Description of the task >>
Copy every line of the entries that includes the word "Learn".

[Some records]
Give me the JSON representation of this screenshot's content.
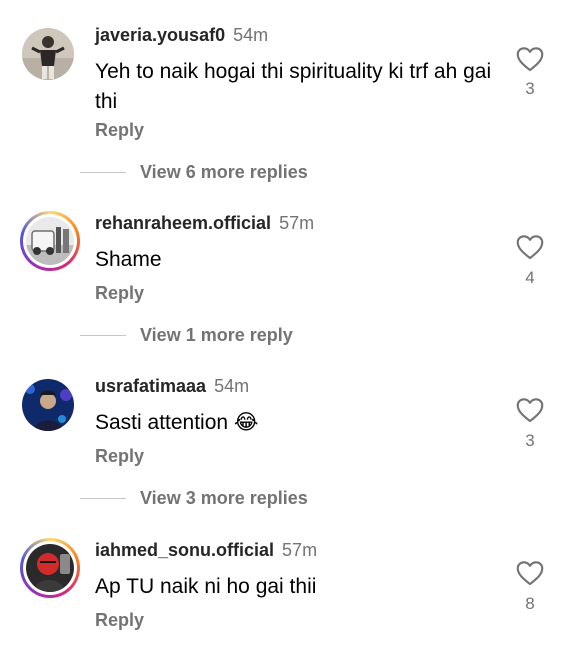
{
  "comments": [
    {
      "username": "javeria.yousaf0",
      "time": "54m",
      "text": "Yeh to naik hogai thi spirituality ki trf ah gai thi",
      "reply_label": "Reply",
      "likes": "3",
      "avatar_icon": "person-photo-avatar",
      "story_ring": false,
      "view_more": "View 6 more replies"
    },
    {
      "username": "rehanraheem.official",
      "time": "57m",
      "text": "Shame",
      "reply_label": "Reply",
      "likes": "4",
      "avatar_icon": "car-photo-avatar",
      "story_ring": true,
      "view_more": "View 1 more reply"
    },
    {
      "username": "usrafatimaaa",
      "time": "54m",
      "text": "Sasti attention 😂",
      "reply_label": "Reply",
      "likes": "3",
      "avatar_icon": "blue-photo-avatar",
      "story_ring": false,
      "view_more": "View 3 more replies"
    },
    {
      "username": "iahmed_sonu.official",
      "time": "57m",
      "text": "Ap TU naik ni ho gai thii",
      "reply_label": "Reply",
      "likes": "8",
      "avatar_icon": "red-photo-avatar",
      "story_ring": true
    }
  ],
  "colors": {
    "username": "#262626",
    "secondary": "#737373",
    "divider": "#c7c7c7",
    "story_ring": [
      "#feda75",
      "#fa7e1e",
      "#d62976",
      "#962fbf",
      "#4f5bd5"
    ]
  },
  "icons": {
    "like": "heart-outline-icon"
  }
}
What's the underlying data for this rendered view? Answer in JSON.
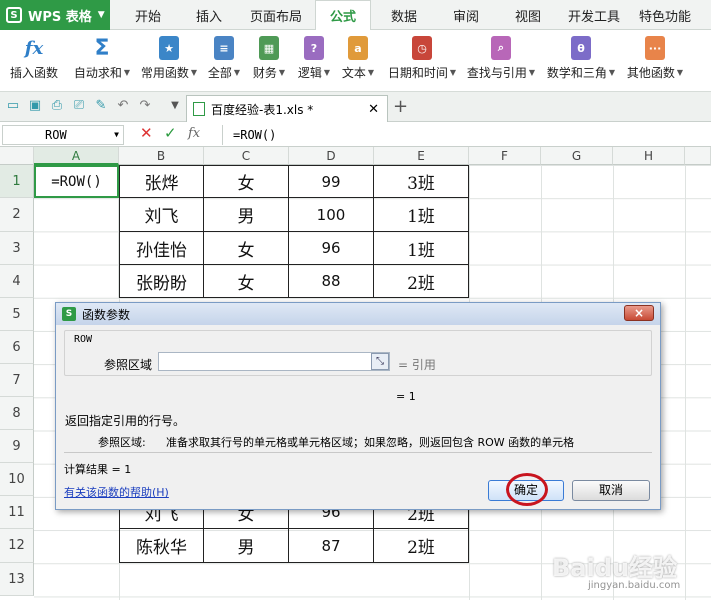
{
  "app": {
    "name": "WPS 表格",
    "logo": "S"
  },
  "menu_tabs": [
    {
      "label": "开始"
    },
    {
      "label": "插入"
    },
    {
      "label": "页面布局"
    },
    {
      "label": "公式",
      "active": true
    },
    {
      "label": "数据"
    },
    {
      "label": "审阅"
    },
    {
      "label": "视图"
    },
    {
      "label": "开发工具"
    },
    {
      "label": "特色功能"
    }
  ],
  "ribbon": [
    {
      "label": "插入函数",
      "icon": "fx-icon"
    },
    {
      "label": "自动求和",
      "icon": "sigma-icon"
    },
    {
      "label": "常用函数",
      "icon": "star-book-icon"
    },
    {
      "label": "全部",
      "icon": "list-book-icon"
    },
    {
      "label": "财务",
      "icon": "finance-book-icon"
    },
    {
      "label": "逻辑",
      "icon": "question-book-icon"
    },
    {
      "label": "文本",
      "icon": "text-book-icon"
    },
    {
      "label": "日期和时间",
      "icon": "clock-book-icon"
    },
    {
      "label": "查找与引用",
      "icon": "search-book-icon"
    },
    {
      "label": "数学和三角",
      "icon": "theta-book-icon"
    },
    {
      "label": "其他函数",
      "icon": "more-book-icon"
    }
  ],
  "doc_tab": {
    "label": "百度经验-表1.xls *"
  },
  "formula_bar": {
    "name_box": "ROW",
    "formula": "=ROW()",
    "fx": "fx"
  },
  "columns": [
    "A",
    "B",
    "C",
    "D",
    "E",
    "F",
    "G",
    "H"
  ],
  "rows": [
    "1",
    "2",
    "3",
    "4",
    "5",
    "6",
    "7",
    "8",
    "9",
    "10",
    "11",
    "12",
    "13"
  ],
  "cells": {
    "A1": "=ROW()",
    "B1": "张烨",
    "C1": "女",
    "D1": "99",
    "E1": "3班",
    "B2": "刘飞",
    "C2": "男",
    "D2": "100",
    "E2": "1班",
    "B3": "孙佳怡",
    "C3": "女",
    "D3": "96",
    "E3": "1班",
    "B4": "张盼盼",
    "C4": "女",
    "D4": "88",
    "E4": "2班",
    "B11": "刘飞",
    "C11": "女",
    "D11": "96",
    "E11": "2班",
    "B12": "陈秋华",
    "C12": "男",
    "D12": "87",
    "E12": "2班"
  },
  "dialog": {
    "title": "函数参数",
    "close": "×",
    "function_name": "ROW",
    "arg_label": "参照区域",
    "arg_value": "",
    "arg_result": "= 引用",
    "function_result": "= 1",
    "description": "返回指定引用的行号。",
    "arg_desc_label": "参照区域:",
    "arg_desc": "准备求取其行号的单元格或单元格区域；如果忽略，则返回包含 ROW 函数的单元格",
    "calc_result": "计算结果 = 1",
    "help_link": "有关该函数的帮助(H)",
    "ok": "确定",
    "cancel": "取消"
  },
  "watermark": {
    "text": "Baidu经验",
    "sub": "jingyan.baidu.com"
  }
}
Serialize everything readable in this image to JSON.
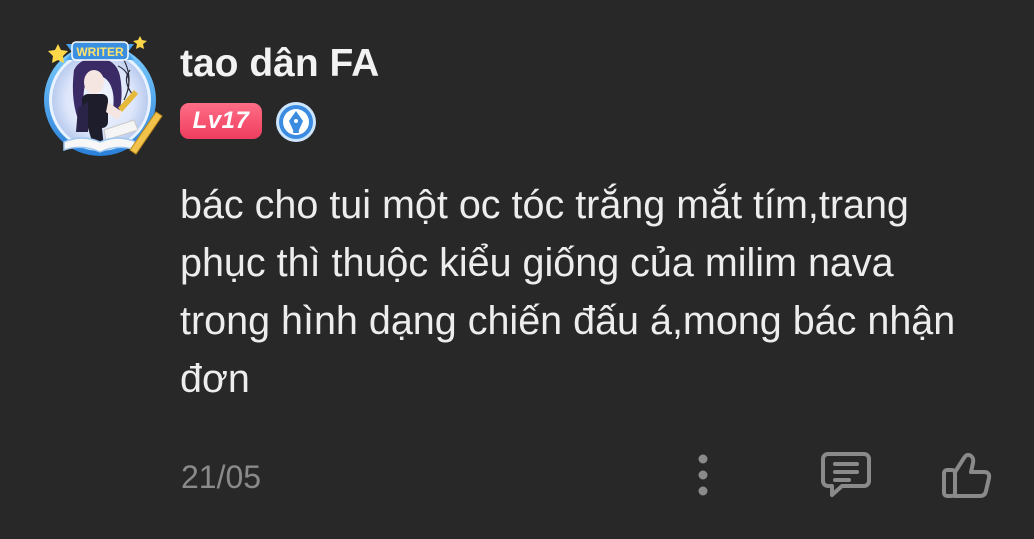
{
  "comment": {
    "username": "tao dân FA",
    "level": "Lv17",
    "avatar_frame_label": "WRITER",
    "body_lines": [
      "bác cho tui một oc tóc trắng mắt tím,trang",
      "phục thì thuộc kiểu giống của milim nava",
      "trong hình dạng chiến đấu á,mong bác nhận",
      "đơn"
    ],
    "date": "21/05"
  },
  "icons": {
    "writer_badge": "fountain-pen-badge-icon",
    "more": "more-vertical-icon",
    "reply": "comment-icon",
    "like": "thumbs-up-icon"
  },
  "colors": {
    "background": "#282828",
    "level_badge": "#f04663",
    "writer_badge": "#3b8be0",
    "text": "#ededed",
    "muted": "#8a8a8a"
  }
}
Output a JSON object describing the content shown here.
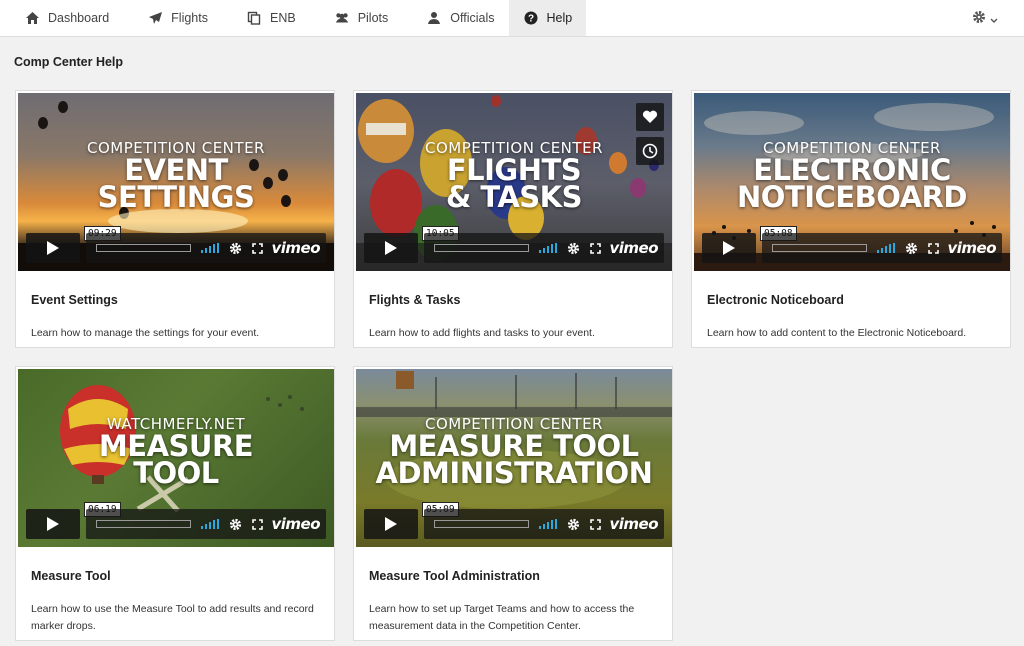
{
  "nav": {
    "items": [
      {
        "label": "Dashboard",
        "icon": "home-icon"
      },
      {
        "label": "Flights",
        "icon": "paper-plane-icon"
      },
      {
        "label": "ENB",
        "icon": "copy-icon"
      },
      {
        "label": "Pilots",
        "icon": "users-icon"
      },
      {
        "label": "Officials",
        "icon": "official-icon"
      },
      {
        "label": "Help",
        "icon": "question-circle-icon",
        "active": true
      }
    ],
    "settings_icon": "gear-icon"
  },
  "page": {
    "title": "Comp Center Help"
  },
  "cards": [
    {
      "video": {
        "line1": "COMPETITION CENTER",
        "line2": "EVENT",
        "line3": "SETTINGS",
        "time": "09:29",
        "brand": "vimeo"
      },
      "title": "Event Settings",
      "desc": "Learn how to manage the settings for your event."
    },
    {
      "video": {
        "line1": "COMPETITION CENTER",
        "line2": "FLIGHTS",
        "line3": "& TASKS",
        "time": "10:05",
        "brand": "vimeo"
      },
      "title": "Flights & Tasks",
      "desc": "Learn how to add flights and tasks to your event."
    },
    {
      "video": {
        "line1": "COMPETITION CENTER",
        "line2": "ELECTRONIC",
        "line3": "NOTICEBOARD",
        "time": "05:08",
        "brand": "vimeo"
      },
      "title": "Electronic Noticeboard",
      "desc": "Learn how to add content to the Electronic Noticeboard."
    },
    {
      "video": {
        "line1": "WATCHMEFLY.NET",
        "line2": "MEASURE",
        "line3": "TOOL",
        "time": "06:19",
        "brand": "vimeo"
      },
      "title": "Measure Tool",
      "desc": "Learn how to use the Measure Tool to add results and record marker drops."
    },
    {
      "video": {
        "line1": "COMPETITION CENTER",
        "line2": "MEASURE TOOL",
        "line3": "ADMINISTRATION",
        "time": "05:09",
        "brand": "vimeo"
      },
      "title": "Measure Tool Administration",
      "desc": "Learn how to set up Target Teams and how to access the measurement data in the Competition Center."
    }
  ],
  "colors": {
    "accent": "#29a9e0",
    "nav_active_bg": "#ececec"
  }
}
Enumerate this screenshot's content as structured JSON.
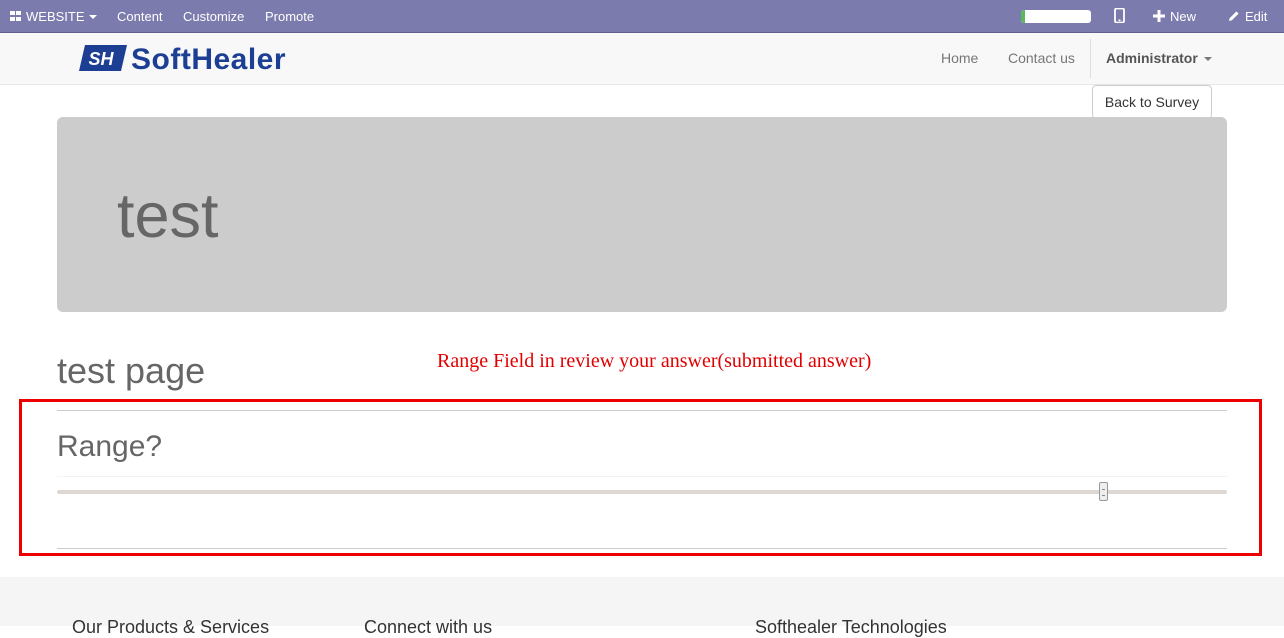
{
  "adminbar": {
    "website_label": "WEBSITE",
    "content_label": "Content",
    "customize_label": "Customize",
    "promote_label": "Promote",
    "progress_fraction": 0.05,
    "new_label": "New",
    "edit_label": "Edit",
    "icons": [
      "grid-icon",
      "mobile-icon",
      "plus-icon",
      "pencil-icon"
    ]
  },
  "navbar": {
    "logo_mark": "SH",
    "logo_text": "SoftHealer",
    "links": [
      "Home",
      "Contact us"
    ],
    "user": "Administrator"
  },
  "back_button_label": "Back to Survey",
  "survey": {
    "title": "test",
    "page_title": "test page",
    "question": "Range?",
    "range_value_fraction": 0.894
  },
  "annotation": "Range Field in review your answer(submitted answer)",
  "footer": {
    "headings": [
      "Our Products & Services",
      "Connect with us",
      "Softhealer Technologies"
    ]
  },
  "colors": {
    "adminbar": "#7c7bad",
    "brand": "#1c3f94",
    "annotation": "#e00000"
  }
}
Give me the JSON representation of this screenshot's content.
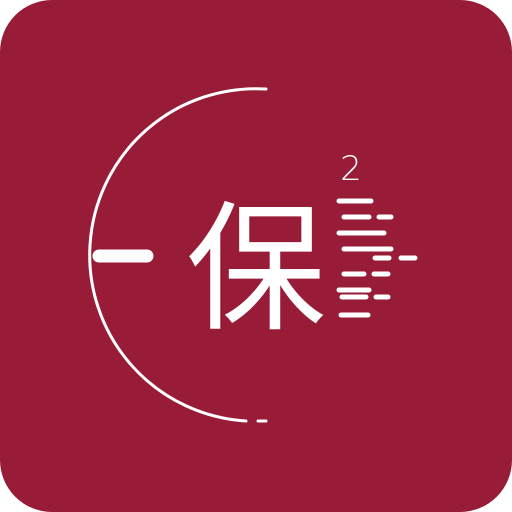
{
  "icon": {
    "character": "保",
    "superscript": "2",
    "background_color": "#981c38",
    "foreground_color": "#ffffff",
    "motif": "half-circle-with-speed-lines"
  }
}
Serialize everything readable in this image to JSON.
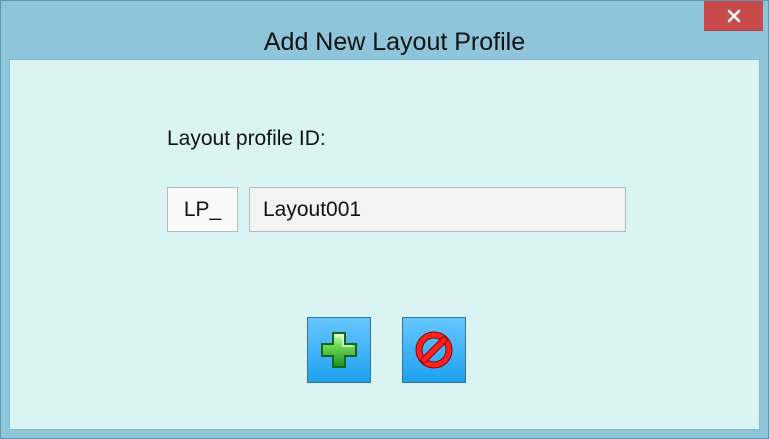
{
  "window": {
    "title": "Add New Layout Profile",
    "close_icon": "close-icon",
    "accent_color": "#8ec5da",
    "close_color": "#c94a4a",
    "content_background": "#daf4f3"
  },
  "form": {
    "profile_label": "Layout profile ID:",
    "prefix": "LP_",
    "profile_id_value": "Layout001"
  },
  "actions": {
    "add_icon": "green-plus-icon",
    "cancel_icon": "red-prohibited-icon",
    "button_color": "#1ea1ee"
  }
}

Answer to this problem >>
      "desc": "Learn how to manage the settings for your event."
      "desc": "Learn how to add flights and tasks to your event."
      "desc": "Learn how to add content to the Electronic Noticeboard."
      "desc": "Learn how to use the Measure Tool to add results and record marker drops."
      "desc": "Learn how to set up Target Teams and how to access the measurement data in the Competition Center."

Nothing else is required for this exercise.